§ Supplied material

————————

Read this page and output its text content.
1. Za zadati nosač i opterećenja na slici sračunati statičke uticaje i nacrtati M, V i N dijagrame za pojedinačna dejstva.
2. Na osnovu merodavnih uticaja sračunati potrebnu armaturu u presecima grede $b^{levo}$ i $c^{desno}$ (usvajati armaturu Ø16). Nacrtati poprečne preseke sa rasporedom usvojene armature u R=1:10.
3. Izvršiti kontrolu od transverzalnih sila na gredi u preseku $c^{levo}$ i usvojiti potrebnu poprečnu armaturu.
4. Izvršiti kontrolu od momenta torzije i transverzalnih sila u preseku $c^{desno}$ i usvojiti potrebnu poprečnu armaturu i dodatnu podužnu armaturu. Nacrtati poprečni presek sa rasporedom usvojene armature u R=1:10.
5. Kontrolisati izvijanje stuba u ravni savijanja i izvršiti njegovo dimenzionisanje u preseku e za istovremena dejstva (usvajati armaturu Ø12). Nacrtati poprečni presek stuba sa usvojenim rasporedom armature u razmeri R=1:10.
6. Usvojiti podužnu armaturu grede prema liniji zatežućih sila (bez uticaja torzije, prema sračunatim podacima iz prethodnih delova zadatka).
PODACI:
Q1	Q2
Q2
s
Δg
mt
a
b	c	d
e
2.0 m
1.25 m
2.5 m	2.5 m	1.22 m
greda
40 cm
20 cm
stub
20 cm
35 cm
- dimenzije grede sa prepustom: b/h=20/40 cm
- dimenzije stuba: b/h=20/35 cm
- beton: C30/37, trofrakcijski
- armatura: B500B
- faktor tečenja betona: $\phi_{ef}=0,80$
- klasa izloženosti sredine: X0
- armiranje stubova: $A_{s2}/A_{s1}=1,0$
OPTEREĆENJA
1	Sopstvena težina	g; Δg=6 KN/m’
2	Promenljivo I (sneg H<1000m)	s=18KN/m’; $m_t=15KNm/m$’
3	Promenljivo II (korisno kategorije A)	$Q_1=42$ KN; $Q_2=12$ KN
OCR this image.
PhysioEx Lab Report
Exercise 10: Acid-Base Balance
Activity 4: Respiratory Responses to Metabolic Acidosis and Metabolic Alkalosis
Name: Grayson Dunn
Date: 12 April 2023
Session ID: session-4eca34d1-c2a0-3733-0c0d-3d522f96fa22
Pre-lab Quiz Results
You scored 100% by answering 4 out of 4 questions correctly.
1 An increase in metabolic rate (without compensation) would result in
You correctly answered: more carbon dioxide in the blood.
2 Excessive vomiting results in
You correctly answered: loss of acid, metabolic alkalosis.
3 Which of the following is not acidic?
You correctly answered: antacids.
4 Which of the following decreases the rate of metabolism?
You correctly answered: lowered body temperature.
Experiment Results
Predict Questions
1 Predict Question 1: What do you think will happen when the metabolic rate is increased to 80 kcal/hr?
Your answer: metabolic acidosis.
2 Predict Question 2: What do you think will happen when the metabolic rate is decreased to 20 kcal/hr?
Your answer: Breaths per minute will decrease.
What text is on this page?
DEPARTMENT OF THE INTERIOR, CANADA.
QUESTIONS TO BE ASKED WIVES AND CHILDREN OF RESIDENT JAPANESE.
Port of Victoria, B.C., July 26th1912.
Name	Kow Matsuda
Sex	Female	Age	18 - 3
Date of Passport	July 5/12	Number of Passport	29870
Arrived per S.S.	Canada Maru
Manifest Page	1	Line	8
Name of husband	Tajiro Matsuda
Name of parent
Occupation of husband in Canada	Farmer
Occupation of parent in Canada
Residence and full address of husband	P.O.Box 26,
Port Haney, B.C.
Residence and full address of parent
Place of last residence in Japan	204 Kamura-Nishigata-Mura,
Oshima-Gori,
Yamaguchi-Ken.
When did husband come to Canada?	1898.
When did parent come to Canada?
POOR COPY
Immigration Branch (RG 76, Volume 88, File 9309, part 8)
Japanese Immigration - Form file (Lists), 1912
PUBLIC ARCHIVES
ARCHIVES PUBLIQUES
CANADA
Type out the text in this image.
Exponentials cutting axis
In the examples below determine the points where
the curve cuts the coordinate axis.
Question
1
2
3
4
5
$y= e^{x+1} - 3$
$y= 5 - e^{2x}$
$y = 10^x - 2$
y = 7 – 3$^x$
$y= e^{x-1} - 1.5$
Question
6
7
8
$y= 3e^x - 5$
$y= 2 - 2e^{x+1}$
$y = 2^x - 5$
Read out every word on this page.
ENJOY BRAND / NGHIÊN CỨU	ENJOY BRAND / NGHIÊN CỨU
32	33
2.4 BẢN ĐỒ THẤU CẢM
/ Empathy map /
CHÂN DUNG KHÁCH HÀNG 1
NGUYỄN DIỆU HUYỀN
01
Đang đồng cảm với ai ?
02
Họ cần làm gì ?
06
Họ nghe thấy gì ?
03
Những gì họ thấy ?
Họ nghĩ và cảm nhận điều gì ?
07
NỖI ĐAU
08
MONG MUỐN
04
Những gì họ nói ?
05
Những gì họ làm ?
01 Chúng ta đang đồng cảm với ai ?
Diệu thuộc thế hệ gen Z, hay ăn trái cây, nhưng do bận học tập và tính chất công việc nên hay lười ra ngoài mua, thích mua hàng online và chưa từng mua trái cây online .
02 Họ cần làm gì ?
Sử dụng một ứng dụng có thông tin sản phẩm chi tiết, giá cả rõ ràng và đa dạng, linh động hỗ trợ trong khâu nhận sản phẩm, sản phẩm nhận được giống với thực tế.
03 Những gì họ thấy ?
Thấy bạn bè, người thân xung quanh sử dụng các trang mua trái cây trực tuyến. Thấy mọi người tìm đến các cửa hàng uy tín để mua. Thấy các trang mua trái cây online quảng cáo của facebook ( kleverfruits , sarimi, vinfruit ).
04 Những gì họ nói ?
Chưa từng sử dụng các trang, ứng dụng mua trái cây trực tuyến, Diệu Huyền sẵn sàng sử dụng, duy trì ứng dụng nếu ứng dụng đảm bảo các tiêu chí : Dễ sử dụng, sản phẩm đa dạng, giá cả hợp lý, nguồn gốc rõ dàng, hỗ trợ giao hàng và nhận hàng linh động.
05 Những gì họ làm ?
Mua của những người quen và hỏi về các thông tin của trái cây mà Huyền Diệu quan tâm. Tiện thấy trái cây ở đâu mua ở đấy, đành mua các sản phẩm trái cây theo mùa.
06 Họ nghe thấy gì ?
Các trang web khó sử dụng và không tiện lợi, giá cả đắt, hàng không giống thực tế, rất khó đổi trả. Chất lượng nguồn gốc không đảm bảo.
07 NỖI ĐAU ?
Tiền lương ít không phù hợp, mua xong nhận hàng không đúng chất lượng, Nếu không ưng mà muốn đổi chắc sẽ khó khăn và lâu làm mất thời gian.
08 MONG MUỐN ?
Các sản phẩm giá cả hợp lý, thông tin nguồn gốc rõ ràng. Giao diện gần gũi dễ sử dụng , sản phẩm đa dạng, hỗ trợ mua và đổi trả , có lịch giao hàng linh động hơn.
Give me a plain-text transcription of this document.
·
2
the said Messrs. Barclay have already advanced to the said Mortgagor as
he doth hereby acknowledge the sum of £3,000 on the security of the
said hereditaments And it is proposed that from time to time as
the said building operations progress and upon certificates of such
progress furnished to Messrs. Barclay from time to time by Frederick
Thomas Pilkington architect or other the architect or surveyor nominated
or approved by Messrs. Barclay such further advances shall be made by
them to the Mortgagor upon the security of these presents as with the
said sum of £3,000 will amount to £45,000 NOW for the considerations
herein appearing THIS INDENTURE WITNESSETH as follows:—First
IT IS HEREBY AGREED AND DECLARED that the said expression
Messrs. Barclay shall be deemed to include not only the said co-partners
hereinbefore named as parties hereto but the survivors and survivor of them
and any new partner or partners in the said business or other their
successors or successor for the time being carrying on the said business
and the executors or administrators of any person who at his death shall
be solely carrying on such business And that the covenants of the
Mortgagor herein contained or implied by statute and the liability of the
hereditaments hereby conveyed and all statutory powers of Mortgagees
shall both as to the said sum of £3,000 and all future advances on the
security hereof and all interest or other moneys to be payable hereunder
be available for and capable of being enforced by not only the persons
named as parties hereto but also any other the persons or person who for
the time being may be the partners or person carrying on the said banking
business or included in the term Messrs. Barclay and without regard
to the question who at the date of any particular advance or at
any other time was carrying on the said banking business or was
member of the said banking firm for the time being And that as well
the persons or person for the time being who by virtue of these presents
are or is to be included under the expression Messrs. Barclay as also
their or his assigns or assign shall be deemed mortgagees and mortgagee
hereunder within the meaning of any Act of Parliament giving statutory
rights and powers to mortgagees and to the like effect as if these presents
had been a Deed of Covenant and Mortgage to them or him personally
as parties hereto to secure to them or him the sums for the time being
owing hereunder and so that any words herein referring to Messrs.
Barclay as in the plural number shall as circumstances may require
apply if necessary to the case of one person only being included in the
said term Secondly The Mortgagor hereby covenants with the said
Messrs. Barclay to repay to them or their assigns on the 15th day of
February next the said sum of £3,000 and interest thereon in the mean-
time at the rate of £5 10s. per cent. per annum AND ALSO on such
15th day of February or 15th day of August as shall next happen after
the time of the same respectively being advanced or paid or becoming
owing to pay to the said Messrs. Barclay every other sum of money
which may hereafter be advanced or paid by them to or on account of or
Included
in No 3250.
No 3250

————————

§ Set problem
Among the lines of the material above, how many include the string "armature"? Report only that number.

§ Response for this exercise
3